* MATERIAL FOR THIS EXERCISE *
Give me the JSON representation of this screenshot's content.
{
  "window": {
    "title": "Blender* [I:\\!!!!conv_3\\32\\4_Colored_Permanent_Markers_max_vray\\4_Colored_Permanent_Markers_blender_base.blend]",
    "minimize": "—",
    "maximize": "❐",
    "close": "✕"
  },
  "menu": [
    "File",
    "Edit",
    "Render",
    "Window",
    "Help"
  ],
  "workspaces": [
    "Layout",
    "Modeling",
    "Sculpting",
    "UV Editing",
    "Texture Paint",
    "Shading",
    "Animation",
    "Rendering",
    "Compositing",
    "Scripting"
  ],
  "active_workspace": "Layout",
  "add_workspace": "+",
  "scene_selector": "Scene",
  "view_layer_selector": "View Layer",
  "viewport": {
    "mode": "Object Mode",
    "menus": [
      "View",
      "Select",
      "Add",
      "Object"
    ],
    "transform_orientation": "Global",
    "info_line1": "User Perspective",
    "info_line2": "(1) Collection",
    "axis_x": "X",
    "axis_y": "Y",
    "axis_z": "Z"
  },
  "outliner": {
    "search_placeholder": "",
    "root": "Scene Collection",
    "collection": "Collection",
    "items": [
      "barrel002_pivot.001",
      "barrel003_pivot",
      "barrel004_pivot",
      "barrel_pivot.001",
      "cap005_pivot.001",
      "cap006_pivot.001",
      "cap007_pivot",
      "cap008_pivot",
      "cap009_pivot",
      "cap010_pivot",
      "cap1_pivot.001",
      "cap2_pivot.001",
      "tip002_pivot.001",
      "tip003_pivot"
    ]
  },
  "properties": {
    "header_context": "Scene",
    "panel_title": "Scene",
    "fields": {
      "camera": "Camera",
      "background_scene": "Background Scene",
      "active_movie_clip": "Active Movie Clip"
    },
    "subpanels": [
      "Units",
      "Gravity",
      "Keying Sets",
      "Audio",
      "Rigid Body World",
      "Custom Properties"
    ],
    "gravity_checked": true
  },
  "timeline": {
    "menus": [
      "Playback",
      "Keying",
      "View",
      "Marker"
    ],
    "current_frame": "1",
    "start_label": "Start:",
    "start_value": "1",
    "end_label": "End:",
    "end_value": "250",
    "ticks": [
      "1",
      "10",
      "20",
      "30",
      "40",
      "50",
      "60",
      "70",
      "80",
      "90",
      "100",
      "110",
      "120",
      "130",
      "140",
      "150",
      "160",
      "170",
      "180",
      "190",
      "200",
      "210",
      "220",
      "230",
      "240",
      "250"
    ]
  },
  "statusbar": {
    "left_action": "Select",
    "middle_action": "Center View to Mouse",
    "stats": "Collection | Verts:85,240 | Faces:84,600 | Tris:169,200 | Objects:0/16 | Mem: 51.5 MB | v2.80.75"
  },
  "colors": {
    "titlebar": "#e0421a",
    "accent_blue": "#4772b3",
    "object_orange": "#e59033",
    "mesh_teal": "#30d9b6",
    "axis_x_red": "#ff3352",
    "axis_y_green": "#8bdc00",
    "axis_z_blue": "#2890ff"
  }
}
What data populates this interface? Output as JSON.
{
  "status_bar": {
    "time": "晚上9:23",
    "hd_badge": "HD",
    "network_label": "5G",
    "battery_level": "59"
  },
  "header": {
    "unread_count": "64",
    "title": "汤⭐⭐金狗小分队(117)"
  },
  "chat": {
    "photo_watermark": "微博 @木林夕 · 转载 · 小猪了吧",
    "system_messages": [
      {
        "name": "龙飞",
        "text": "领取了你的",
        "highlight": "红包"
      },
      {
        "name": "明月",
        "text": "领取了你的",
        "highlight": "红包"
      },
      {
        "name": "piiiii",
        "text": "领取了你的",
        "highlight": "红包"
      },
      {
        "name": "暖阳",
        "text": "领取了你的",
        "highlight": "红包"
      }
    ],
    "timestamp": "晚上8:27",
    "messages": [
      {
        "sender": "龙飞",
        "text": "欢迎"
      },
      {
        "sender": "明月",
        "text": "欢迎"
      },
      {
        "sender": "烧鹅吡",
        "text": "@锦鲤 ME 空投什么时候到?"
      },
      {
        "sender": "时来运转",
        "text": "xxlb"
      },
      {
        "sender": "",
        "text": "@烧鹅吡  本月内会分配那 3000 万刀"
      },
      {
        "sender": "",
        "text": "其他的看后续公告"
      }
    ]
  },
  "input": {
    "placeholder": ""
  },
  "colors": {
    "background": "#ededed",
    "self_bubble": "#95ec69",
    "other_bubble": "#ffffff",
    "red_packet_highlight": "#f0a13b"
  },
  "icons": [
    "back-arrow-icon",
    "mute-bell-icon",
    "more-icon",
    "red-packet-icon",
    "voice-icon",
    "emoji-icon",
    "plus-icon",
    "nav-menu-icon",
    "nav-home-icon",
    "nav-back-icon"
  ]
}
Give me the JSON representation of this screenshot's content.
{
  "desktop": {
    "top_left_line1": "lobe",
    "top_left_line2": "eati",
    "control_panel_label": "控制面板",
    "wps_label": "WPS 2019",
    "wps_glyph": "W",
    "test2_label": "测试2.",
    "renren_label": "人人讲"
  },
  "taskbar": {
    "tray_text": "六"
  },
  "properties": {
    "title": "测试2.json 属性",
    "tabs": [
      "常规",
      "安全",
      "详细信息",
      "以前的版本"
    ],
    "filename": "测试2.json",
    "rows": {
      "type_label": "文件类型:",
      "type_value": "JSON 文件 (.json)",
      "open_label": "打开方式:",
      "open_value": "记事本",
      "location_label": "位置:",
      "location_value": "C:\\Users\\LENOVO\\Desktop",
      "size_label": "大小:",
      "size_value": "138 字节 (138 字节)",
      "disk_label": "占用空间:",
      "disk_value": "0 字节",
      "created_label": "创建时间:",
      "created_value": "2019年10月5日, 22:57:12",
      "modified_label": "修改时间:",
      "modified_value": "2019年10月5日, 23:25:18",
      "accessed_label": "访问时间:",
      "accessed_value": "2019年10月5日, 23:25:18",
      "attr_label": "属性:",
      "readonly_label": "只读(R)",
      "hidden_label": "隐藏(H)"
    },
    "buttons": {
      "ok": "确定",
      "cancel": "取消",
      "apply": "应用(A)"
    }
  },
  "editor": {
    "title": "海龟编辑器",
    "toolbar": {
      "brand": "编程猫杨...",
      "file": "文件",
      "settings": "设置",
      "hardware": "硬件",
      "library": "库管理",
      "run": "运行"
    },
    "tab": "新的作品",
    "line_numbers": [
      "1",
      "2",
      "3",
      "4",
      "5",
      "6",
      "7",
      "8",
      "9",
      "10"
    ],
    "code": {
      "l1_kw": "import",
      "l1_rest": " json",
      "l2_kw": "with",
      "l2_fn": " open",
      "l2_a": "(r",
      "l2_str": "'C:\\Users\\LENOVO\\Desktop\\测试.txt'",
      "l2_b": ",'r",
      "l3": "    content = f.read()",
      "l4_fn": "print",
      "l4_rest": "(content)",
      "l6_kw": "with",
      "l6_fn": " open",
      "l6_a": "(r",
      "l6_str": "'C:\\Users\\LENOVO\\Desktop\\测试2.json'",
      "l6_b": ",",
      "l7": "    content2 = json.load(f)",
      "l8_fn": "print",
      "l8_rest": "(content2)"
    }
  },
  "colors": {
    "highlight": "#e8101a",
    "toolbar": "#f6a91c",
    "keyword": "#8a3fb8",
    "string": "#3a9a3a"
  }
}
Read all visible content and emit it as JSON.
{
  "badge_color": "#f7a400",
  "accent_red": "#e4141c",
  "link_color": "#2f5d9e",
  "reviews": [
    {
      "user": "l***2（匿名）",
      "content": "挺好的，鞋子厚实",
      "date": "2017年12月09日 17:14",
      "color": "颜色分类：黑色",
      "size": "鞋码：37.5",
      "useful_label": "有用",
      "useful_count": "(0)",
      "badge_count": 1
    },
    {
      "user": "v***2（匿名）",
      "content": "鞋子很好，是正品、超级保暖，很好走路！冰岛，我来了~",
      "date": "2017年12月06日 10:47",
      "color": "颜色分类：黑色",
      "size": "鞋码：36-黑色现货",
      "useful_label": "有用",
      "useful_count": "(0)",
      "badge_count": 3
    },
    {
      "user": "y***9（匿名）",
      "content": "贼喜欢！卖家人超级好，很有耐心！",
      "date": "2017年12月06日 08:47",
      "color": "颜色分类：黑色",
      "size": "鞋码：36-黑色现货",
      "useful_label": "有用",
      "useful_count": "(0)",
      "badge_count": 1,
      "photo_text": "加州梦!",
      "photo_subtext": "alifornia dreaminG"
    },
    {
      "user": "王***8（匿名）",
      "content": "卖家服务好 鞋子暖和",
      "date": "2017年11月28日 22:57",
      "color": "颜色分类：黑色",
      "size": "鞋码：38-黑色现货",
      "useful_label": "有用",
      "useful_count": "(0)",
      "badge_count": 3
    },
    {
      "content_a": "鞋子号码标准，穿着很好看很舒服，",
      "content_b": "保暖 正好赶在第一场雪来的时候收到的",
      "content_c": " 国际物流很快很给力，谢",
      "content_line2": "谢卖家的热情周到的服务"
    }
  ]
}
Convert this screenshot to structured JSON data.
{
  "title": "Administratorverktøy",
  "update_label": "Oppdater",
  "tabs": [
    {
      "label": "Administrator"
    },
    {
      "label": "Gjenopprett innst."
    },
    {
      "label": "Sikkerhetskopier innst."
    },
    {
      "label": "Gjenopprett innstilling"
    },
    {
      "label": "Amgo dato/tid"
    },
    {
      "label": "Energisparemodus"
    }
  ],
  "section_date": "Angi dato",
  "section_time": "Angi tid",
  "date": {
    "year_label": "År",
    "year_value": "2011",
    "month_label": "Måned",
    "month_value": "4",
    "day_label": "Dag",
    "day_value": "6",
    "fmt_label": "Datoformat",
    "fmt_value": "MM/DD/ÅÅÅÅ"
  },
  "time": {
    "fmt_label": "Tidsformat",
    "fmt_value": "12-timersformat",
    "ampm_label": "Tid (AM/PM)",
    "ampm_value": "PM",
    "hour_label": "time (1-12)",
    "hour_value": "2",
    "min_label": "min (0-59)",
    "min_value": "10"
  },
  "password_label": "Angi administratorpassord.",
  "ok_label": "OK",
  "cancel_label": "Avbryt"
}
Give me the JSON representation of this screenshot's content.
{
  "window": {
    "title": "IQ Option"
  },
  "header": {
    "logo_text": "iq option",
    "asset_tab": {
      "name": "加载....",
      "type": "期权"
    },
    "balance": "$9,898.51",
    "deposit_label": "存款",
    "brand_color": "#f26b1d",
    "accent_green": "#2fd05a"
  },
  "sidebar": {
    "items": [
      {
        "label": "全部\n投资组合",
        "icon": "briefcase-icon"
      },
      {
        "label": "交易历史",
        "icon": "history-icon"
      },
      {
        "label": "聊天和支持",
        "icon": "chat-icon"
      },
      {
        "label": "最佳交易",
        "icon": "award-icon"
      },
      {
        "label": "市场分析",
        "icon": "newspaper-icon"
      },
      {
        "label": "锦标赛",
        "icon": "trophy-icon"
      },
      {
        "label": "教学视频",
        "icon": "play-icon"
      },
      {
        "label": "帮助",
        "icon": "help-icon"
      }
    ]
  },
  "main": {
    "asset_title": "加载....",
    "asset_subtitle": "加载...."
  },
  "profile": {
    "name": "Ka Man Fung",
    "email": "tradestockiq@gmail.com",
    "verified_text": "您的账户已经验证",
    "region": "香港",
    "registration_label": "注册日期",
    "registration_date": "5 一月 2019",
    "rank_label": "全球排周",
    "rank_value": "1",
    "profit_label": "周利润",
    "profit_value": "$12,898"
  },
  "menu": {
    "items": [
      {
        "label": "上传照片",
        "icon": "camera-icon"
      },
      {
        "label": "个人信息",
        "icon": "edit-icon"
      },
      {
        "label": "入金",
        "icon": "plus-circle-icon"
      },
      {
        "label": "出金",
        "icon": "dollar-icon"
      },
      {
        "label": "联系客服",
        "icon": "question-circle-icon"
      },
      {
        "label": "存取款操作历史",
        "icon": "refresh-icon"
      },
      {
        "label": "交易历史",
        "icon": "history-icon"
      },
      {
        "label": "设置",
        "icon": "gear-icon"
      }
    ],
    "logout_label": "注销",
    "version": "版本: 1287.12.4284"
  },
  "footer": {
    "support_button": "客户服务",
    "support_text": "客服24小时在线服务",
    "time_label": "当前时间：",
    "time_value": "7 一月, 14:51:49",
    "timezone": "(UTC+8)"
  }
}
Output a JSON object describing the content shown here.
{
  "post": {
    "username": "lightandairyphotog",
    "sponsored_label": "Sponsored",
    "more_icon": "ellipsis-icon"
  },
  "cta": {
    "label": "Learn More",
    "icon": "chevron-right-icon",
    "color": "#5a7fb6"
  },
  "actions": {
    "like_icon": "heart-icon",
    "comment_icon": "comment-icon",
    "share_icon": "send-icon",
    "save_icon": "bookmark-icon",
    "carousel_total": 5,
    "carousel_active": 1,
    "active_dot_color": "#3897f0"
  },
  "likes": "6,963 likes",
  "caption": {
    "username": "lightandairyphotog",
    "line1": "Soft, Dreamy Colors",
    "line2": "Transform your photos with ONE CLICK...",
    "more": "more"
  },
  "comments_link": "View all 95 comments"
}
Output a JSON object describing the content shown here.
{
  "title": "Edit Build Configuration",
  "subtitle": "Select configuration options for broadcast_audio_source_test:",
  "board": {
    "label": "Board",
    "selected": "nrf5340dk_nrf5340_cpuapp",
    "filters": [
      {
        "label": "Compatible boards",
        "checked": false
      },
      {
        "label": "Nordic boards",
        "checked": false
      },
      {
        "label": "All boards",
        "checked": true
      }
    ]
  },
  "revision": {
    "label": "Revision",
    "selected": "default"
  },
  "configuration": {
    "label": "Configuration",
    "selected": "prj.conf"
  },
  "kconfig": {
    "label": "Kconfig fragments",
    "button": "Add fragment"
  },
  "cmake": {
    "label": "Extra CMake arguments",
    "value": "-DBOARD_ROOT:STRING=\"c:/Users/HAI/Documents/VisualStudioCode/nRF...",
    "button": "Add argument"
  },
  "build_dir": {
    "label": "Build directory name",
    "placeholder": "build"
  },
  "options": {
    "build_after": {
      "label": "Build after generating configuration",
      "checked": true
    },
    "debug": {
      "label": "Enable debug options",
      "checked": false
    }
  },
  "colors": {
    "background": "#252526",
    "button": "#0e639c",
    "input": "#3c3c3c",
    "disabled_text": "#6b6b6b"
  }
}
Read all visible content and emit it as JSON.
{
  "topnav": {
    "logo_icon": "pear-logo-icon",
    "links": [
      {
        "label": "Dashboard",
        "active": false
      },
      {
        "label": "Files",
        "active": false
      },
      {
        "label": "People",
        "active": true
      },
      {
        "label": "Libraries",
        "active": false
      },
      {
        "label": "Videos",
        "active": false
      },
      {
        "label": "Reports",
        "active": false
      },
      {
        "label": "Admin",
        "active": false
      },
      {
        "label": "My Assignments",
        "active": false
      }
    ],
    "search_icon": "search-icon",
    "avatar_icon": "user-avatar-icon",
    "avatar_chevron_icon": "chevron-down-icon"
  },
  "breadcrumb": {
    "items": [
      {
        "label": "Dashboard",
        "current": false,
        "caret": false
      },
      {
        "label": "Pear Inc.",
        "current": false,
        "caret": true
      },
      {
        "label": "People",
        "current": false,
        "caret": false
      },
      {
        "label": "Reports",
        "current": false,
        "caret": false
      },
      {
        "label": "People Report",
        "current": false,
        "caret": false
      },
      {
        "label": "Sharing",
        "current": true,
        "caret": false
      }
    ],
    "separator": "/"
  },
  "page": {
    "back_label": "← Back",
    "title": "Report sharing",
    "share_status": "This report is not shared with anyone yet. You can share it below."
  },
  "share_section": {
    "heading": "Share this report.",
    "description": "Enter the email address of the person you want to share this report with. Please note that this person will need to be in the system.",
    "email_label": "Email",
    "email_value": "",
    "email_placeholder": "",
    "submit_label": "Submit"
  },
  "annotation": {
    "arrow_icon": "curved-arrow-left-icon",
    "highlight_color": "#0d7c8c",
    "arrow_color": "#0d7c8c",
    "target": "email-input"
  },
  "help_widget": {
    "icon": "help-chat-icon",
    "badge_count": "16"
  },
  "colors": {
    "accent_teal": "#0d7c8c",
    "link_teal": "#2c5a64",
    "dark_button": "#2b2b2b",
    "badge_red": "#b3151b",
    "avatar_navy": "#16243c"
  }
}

* TASK PROMPT *
Work out the count of lines containing the word "sender", then write only that count.

* OUTPUT FOR THIS TASK *
6